* _SET PROBLEM_
Hunt for the word "marker" across the entries below, copying each line that holds it.

───── RECORD EXTRACTS

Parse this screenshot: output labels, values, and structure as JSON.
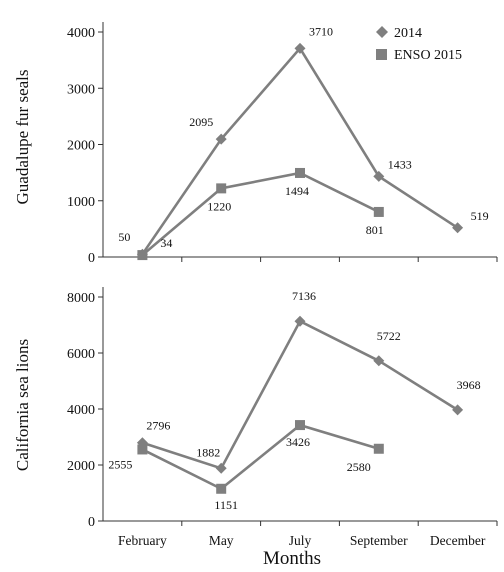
{
  "chart_data": {
    "type": "line",
    "categories": [
      "February",
      "May",
      "July",
      "September",
      "December"
    ],
    "xlabel": "Months",
    "legend": {
      "placement": "top-right",
      "entries": [
        {
          "label": "2014",
          "marker": "diamond"
        },
        {
          "label": "ENSO 2015",
          "marker": "square"
        }
      ]
    },
    "colors": {
      "line": "#7f7f7f",
      "marker": "#7f7f7f",
      "axis": "#333333"
    },
    "grid": false,
    "panels": [
      {
        "id": "top",
        "ylabel": "Guadalupe fur seals",
        "ylim": [
          0,
          4000
        ],
        "yticks": [
          0,
          1000,
          2000,
          3000,
          4000
        ],
        "series": [
          {
            "name": "2014",
            "marker": "diamond",
            "values": [
              50,
              2095,
              3710,
              1433,
              519
            ],
            "labels": [
              "50",
              "2095",
              "3710",
              "1433",
              "519"
            ]
          },
          {
            "name": "ENSO 2015",
            "marker": "square",
            "values": [
              34,
              1220,
              1494,
              801,
              null
            ],
            "labels": [
              "34",
              "1220",
              "1494",
              "801",
              null
            ]
          }
        ]
      },
      {
        "id": "bottom",
        "ylabel": "California sea lions",
        "ylim": [
          0,
          8000
        ],
        "yticks": [
          0,
          2000,
          4000,
          6000,
          8000
        ],
        "series": [
          {
            "name": "2014",
            "marker": "diamond",
            "values": [
              2796,
              1882,
              7136,
              5722,
              3968
            ],
            "labels": [
              "2796",
              "1882",
              "7136",
              "5722",
              "3968"
            ]
          },
          {
            "name": "ENSO 2015",
            "marker": "square",
            "values": [
              2555,
              1151,
              3426,
              2580,
              null
            ],
            "labels": [
              "2555",
              "1151",
              "3426",
              "2580",
              null
            ]
          }
        ]
      }
    ]
  }
}
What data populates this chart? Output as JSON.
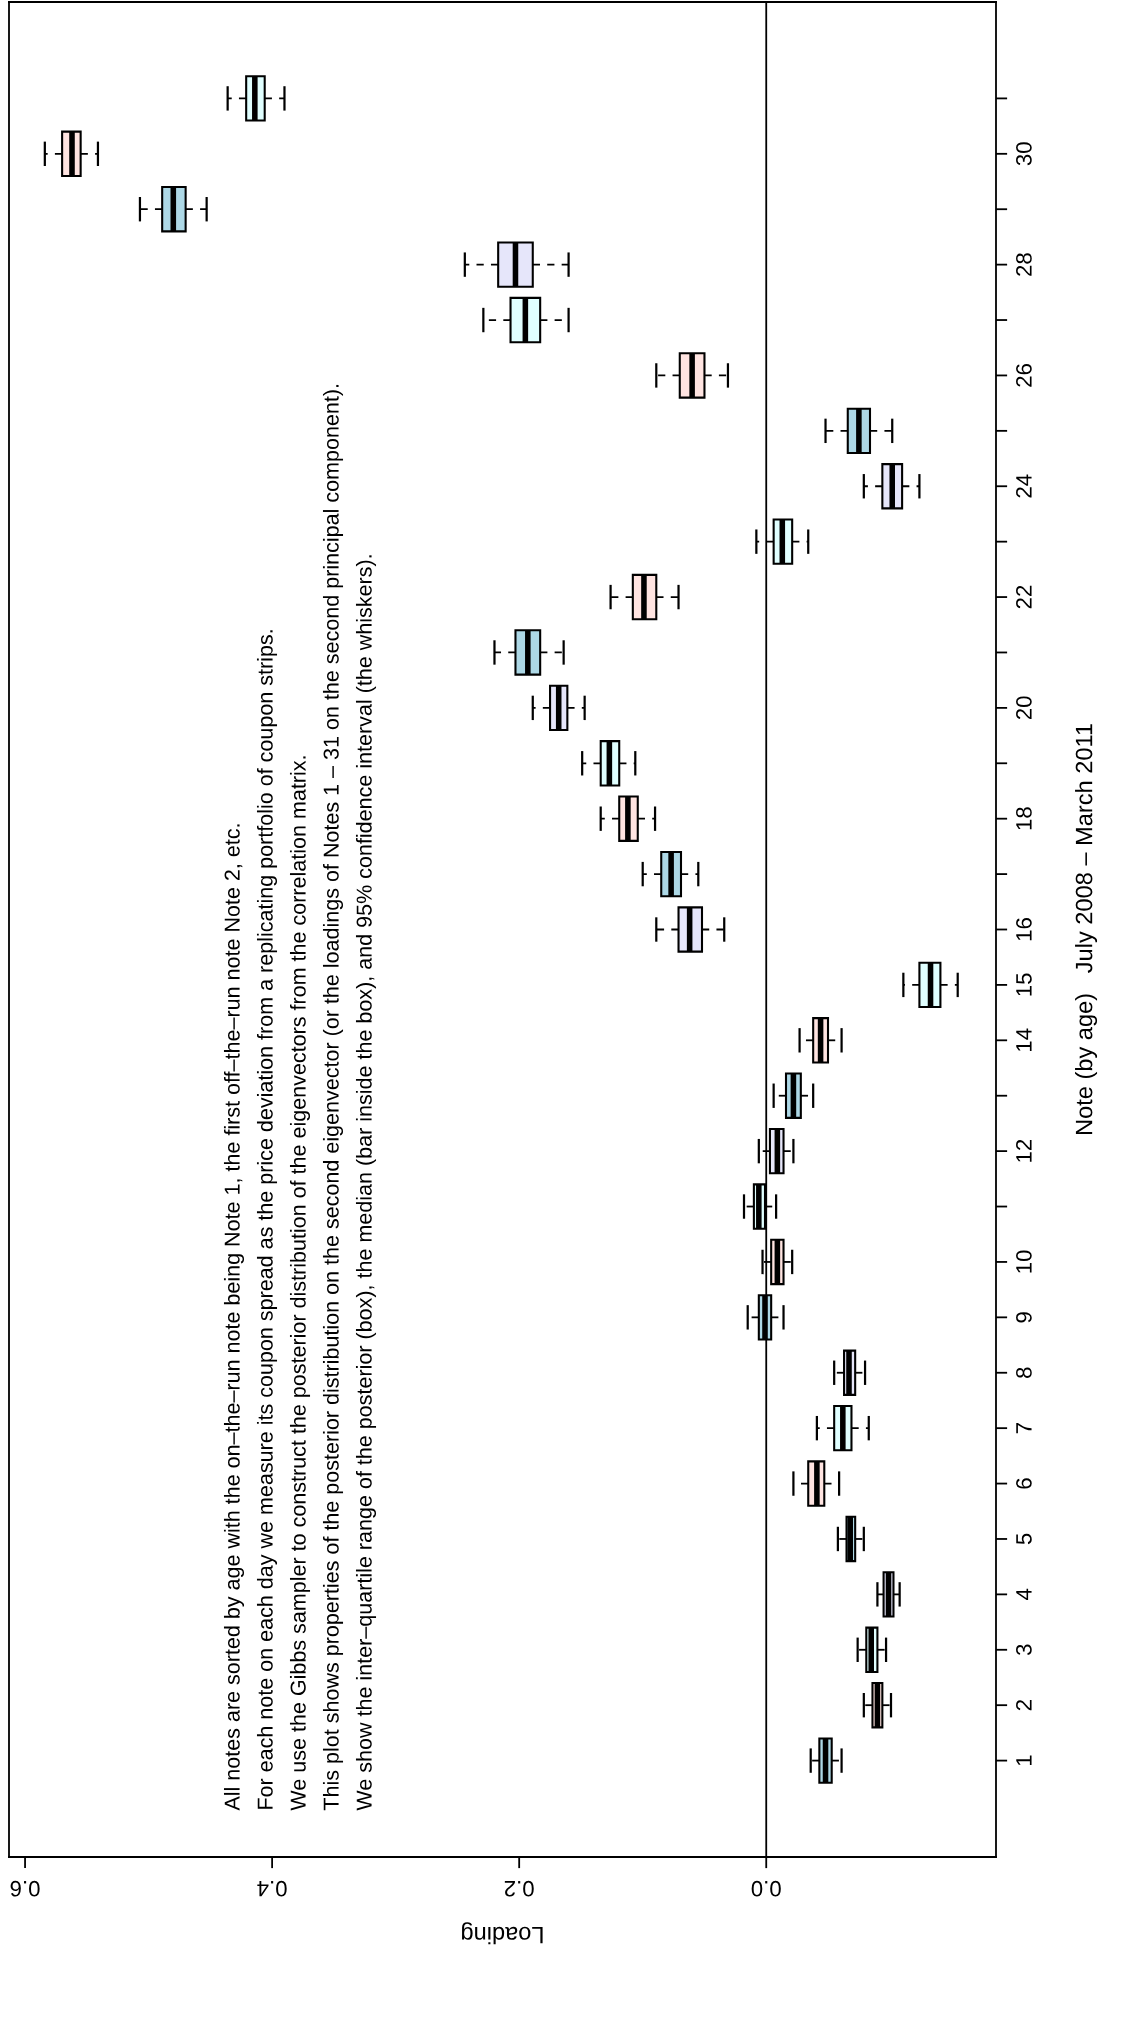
{
  "chart_data": {
    "type": "box",
    "orientation": "horizontal",
    "xlabel": "Loading",
    "ylabel": "Note (by age)   July 2008 – March 2011",
    "categories": [
      null,
      "30",
      null,
      "28",
      null,
      "26",
      null,
      "24",
      null,
      "22",
      null,
      "20",
      null,
      "18",
      null,
      "16",
      "15",
      "14",
      null,
      "12",
      null,
      "10",
      "9",
      "8",
      "7",
      "6",
      "5",
      "4",
      "3",
      "2",
      "1"
    ],
    "colors": [
      "#e0ffff",
      "#ffe4e1",
      "#add8e6",
      "#e6e6fa",
      "#e0ffff",
      "#ffe4e1",
      "#add8e6",
      "#e6e6fa",
      "#e0ffff",
      "#ffe4e1",
      "#add8e6",
      "#e6e6fa",
      "#e0ffff",
      "#ffe4e1",
      "#add8e6",
      "#e6e6fa",
      "#e0ffff",
      "#ffe4e1",
      "#add8e6",
      "#e6e6fa",
      "#e0ffff",
      "#ffe4e1",
      "#add8e6",
      "#e6e6fa",
      "#e0ffff",
      "#ffe4e1",
      "#add8e6",
      "#e6e6fa",
      "#e0ffff",
      "#ffe4e1",
      "#add8e6"
    ],
    "boxes": [
      {
        "low": 0.39,
        "q1": 0.406,
        "median": 0.414,
        "q3": 0.421,
        "high": 0.436
      },
      {
        "low": 0.541,
        "q1": 0.555,
        "median": 0.562,
        "q3": 0.57,
        "high": 0.584
      },
      {
        "low": 0.453,
        "q1": 0.47,
        "median": 0.48,
        "q3": 0.489,
        "high": 0.507
      },
      {
        "low": 0.16,
        "q1": 0.189,
        "median": 0.203,
        "q3": 0.217,
        "high": 0.244
      },
      {
        "low": 0.16,
        "q1": 0.183,
        "median": 0.195,
        "q3": 0.207,
        "high": 0.229
      },
      {
        "low": 0.031,
        "q1": 0.05,
        "median": 0.06,
        "q3": 0.07,
        "high": 0.089
      },
      {
        "low": -0.102,
        "q1": -0.084,
        "median": -0.075,
        "q3": -0.066,
        "high": -0.048
      },
      {
        "low": -0.124,
        "q1": -0.11,
        "median": -0.102,
        "q3": -0.094,
        "high": -0.079
      },
      {
        "low": -0.034,
        "q1": -0.021,
        "median": -0.013,
        "q3": -0.006,
        "high": 0.008
      },
      {
        "low": 0.071,
        "q1": 0.089,
        "median": 0.099,
        "q3": 0.108,
        "high": 0.126
      },
      {
        "low": 0.164,
        "q1": 0.183,
        "median": 0.193,
        "q3": 0.203,
        "high": 0.22
      },
      {
        "low": 0.147,
        "q1": 0.161,
        "median": 0.168,
        "q3": 0.175,
        "high": 0.189
      },
      {
        "low": 0.106,
        "q1": 0.119,
        "median": 0.127,
        "q3": 0.134,
        "high": 0.149
      },
      {
        "low": 0.09,
        "q1": 0.104,
        "median": 0.112,
        "q3": 0.119,
        "high": 0.134
      },
      {
        "low": 0.055,
        "q1": 0.069,
        "median": 0.077,
        "q3": 0.085,
        "high": 0.1
      },
      {
        "low": 0.034,
        "q1": 0.052,
        "median": 0.062,
        "q3": 0.071,
        "high": 0.089
      },
      {
        "low": -0.155,
        "q1": -0.141,
        "median": -0.133,
        "q3": -0.124,
        "high": -0.111
      },
      {
        "low": -0.061,
        "q1": -0.05,
        "median": -0.044,
        "q3": -0.038,
        "high": -0.027
      },
      {
        "low": -0.038,
        "q1": -0.028,
        "median": -0.022,
        "q3": -0.016,
        "high": -0.006
      },
      {
        "low": -0.022,
        "q1": -0.014,
        "median": -0.009,
        "q3": -0.003,
        "high": 0.006
      },
      {
        "low": -0.008,
        "q1": 0.001,
        "median": 0.006,
        "q3": 0.01,
        "high": 0.018
      },
      {
        "low": -0.021,
        "q1": -0.014,
        "median": -0.009,
        "q3": -0.004,
        "high": 0.003
      },
      {
        "low": -0.014,
        "q1": -0.004,
        "median": 0.001,
        "q3": 0.006,
        "high": 0.015
      },
      {
        "low": -0.08,
        "q1": -0.072,
        "median": -0.067,
        "q3": -0.063,
        "high": -0.055
      },
      {
        "low": -0.083,
        "q1": -0.069,
        "median": -0.062,
        "q3": -0.055,
        "high": -0.041
      },
      {
        "low": -0.059,
        "q1": -0.047,
        "median": -0.041,
        "q3": -0.034,
        "high": -0.022
      },
      {
        "low": -0.079,
        "q1": -0.072,
        "median": -0.068,
        "q3": -0.065,
        "high": -0.058
      },
      {
        "low": -0.108,
        "q1": -0.103,
        "median": -0.099,
        "q3": -0.095,
        "high": -0.09
      },
      {
        "low": -0.097,
        "q1": -0.09,
        "median": -0.085,
        "q3": -0.081,
        "high": -0.074
      },
      {
        "low": -0.101,
        "q1": -0.094,
        "median": -0.09,
        "q3": -0.086,
        "high": -0.079
      },
      {
        "low": -0.061,
        "q1": -0.053,
        "median": -0.048,
        "q3": -0.043,
        "high": -0.036
      }
    ],
    "xlim": [
      0.613,
      -0.186
    ],
    "xticks": [
      0.6,
      0.4,
      0.2,
      {
        "value": 0,
        "label": "0.0"
      }
    ],
    "ref_lines": [
      {
        "axis": "x",
        "value": 0,
        "color": "#000000"
      }
    ],
    "grid": false,
    "annotations": [
      "All notes are sorted by age with the on–the–run note being Note 1, the first off–the–run note Note 2, etc.",
      "For each note on each day we measure its coupon spread as the price deviation from a replicating portfolio of coupon strips.",
      "We use the Gibbs sampler to construct the posterior distribution of the eigenvectors from the correlation matrix.",
      "This plot shows properties of the posterior distribution on the second eigenvector (or the loadings of Notes 1 – 31 on the second principal component).",
      "We show the inter–quartile range of the posterior (box), the median (bar inside the box), and 95% confidence interval (the whiskers)."
    ]
  }
}
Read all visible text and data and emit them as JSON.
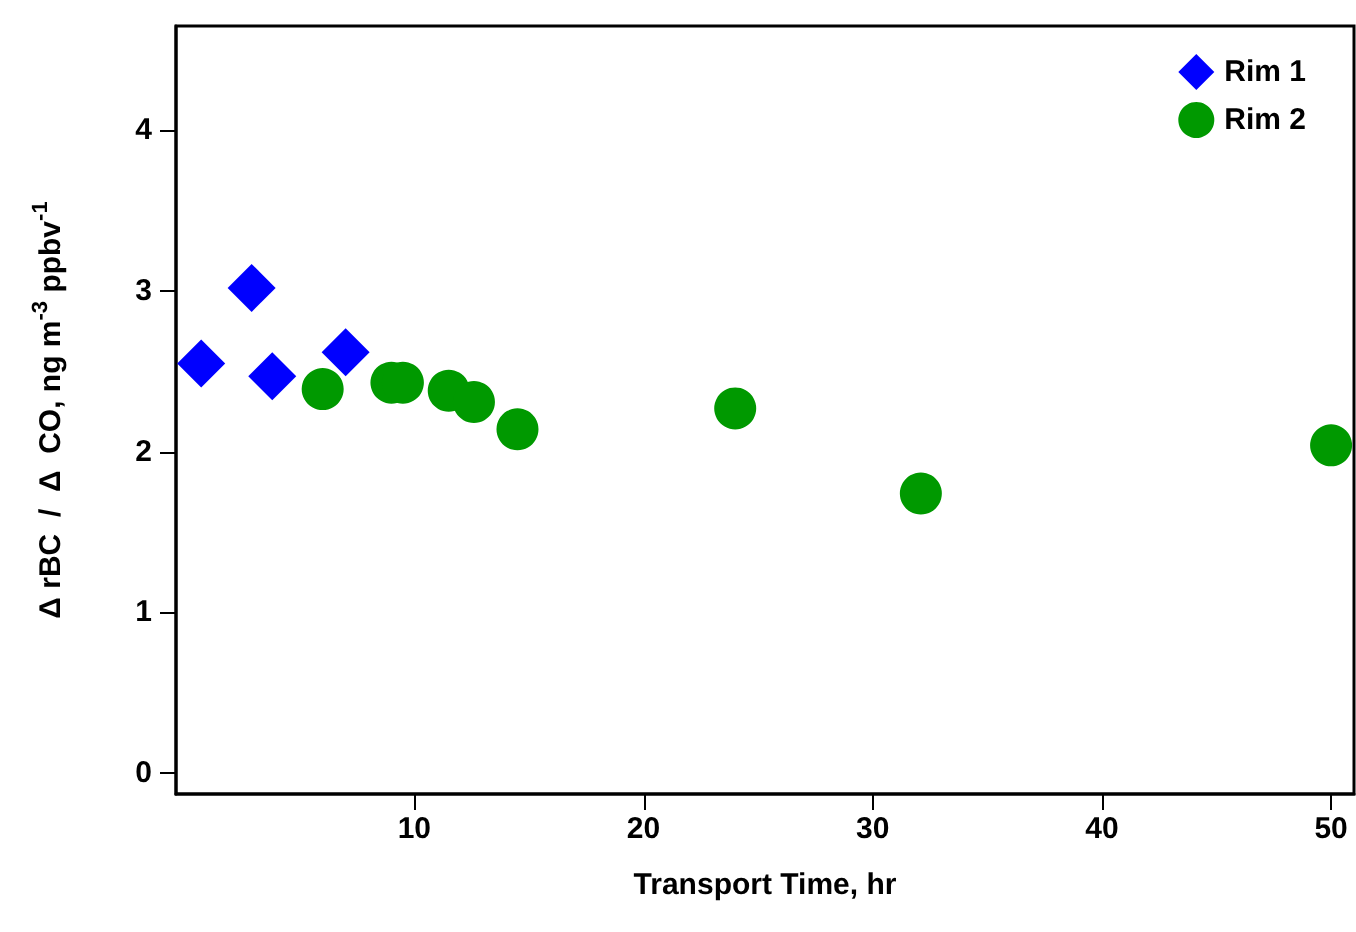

──────────

* _WRITTEN RESPONSE_
          "marker": "diamond"
          "marker": "square"
      "marker": "#7f7f7f",
            "marker": "diamond",
            "marker": "square",
            "marker": "diamond",
            "marker": "square",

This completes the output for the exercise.